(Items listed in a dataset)
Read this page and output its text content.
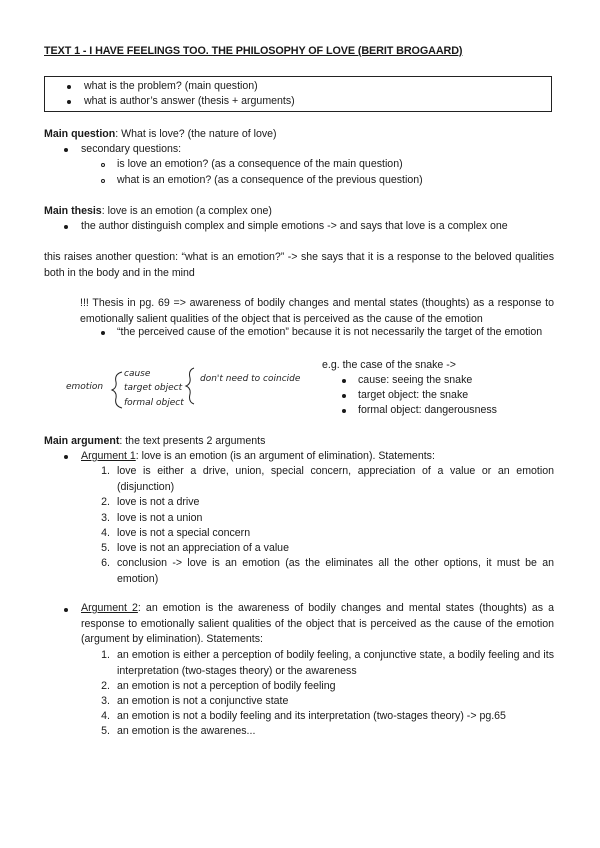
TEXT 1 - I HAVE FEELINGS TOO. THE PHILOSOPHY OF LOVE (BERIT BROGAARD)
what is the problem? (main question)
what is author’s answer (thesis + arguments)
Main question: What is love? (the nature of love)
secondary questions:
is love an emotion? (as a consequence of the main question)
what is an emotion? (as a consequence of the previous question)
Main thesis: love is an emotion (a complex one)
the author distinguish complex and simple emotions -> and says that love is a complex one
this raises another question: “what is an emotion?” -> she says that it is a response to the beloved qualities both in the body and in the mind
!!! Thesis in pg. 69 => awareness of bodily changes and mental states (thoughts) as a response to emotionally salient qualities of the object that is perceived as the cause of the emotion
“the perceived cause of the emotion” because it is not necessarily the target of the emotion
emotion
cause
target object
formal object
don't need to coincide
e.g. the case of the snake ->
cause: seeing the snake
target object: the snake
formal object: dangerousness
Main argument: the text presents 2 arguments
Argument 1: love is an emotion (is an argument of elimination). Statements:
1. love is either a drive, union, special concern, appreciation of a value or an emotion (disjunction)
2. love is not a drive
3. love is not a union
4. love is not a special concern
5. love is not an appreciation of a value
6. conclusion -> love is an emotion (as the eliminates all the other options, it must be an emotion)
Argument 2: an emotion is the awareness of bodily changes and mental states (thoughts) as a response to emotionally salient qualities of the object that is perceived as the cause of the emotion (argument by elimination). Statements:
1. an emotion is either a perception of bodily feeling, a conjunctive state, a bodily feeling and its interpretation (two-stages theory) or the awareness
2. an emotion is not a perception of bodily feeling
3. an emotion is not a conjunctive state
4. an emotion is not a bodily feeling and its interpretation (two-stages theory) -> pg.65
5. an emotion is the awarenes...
* * *
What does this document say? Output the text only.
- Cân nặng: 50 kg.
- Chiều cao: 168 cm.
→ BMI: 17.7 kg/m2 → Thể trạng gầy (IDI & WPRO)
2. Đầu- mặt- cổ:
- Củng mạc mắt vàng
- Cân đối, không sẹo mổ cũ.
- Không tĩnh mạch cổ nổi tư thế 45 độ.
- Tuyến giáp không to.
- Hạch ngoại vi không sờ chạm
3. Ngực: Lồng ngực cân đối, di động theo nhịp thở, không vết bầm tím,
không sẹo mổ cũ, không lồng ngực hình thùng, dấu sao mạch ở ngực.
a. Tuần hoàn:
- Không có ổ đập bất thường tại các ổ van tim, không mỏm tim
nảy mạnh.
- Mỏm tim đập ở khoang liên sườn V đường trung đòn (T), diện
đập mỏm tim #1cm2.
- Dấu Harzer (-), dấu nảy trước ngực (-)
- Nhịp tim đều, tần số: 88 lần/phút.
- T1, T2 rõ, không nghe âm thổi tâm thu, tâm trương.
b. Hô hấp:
==
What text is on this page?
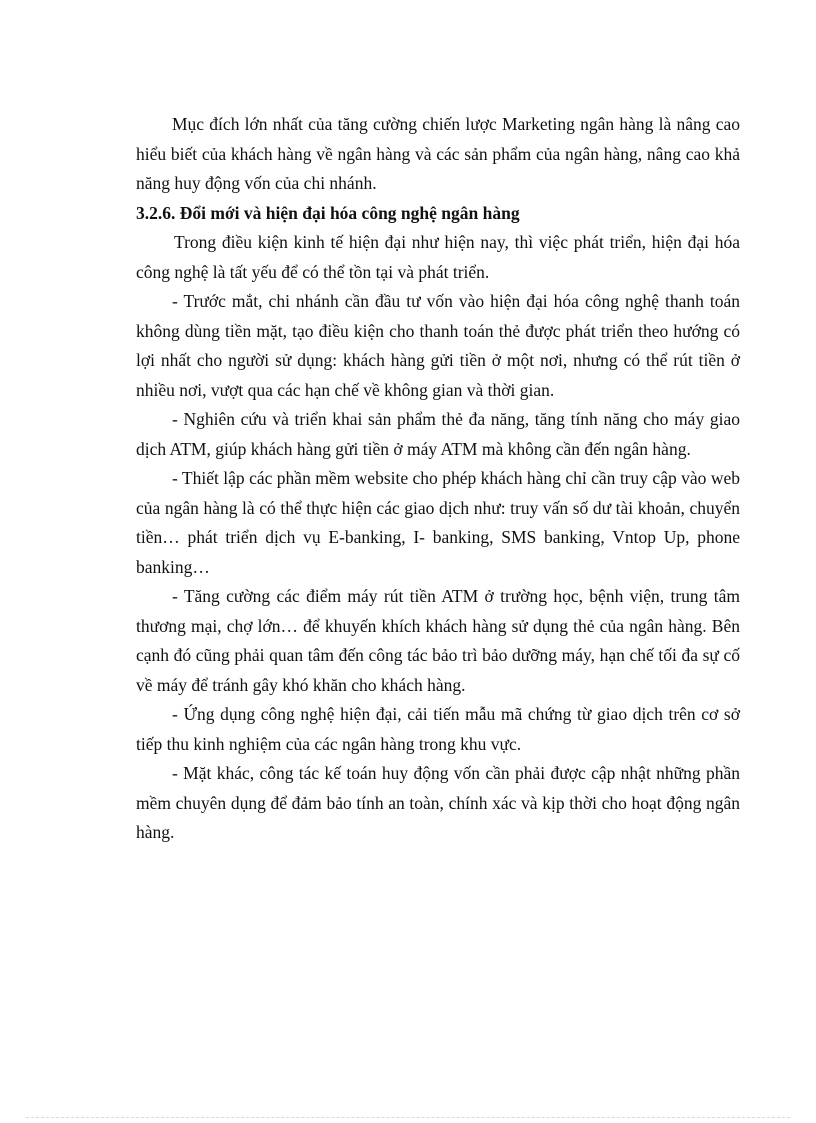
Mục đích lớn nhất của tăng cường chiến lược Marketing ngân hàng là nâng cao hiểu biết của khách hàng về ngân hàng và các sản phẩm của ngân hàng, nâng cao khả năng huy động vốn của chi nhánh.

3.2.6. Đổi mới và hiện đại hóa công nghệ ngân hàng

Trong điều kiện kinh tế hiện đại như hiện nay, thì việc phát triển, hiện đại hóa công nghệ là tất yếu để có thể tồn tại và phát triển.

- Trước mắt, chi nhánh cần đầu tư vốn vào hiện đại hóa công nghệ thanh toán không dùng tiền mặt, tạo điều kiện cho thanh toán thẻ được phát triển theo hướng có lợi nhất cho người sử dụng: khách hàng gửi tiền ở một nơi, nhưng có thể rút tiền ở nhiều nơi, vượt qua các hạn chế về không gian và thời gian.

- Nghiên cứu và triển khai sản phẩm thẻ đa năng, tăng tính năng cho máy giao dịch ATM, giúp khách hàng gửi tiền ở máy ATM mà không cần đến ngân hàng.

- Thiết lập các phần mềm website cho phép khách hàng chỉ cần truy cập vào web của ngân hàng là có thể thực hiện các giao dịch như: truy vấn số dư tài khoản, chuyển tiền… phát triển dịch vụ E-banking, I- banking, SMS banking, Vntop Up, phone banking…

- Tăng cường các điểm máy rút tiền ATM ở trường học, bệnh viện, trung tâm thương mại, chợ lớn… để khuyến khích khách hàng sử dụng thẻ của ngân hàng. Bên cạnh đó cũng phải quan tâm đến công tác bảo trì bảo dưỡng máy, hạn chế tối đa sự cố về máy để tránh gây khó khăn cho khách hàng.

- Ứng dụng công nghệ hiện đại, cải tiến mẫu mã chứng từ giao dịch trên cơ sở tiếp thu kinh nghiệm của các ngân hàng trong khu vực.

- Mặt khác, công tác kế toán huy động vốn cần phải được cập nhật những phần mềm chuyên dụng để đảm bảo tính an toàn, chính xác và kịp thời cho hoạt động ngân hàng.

To do: Report how many lines of the entries hold the word "concern". Nothing else is needed.

Answer to this task: 2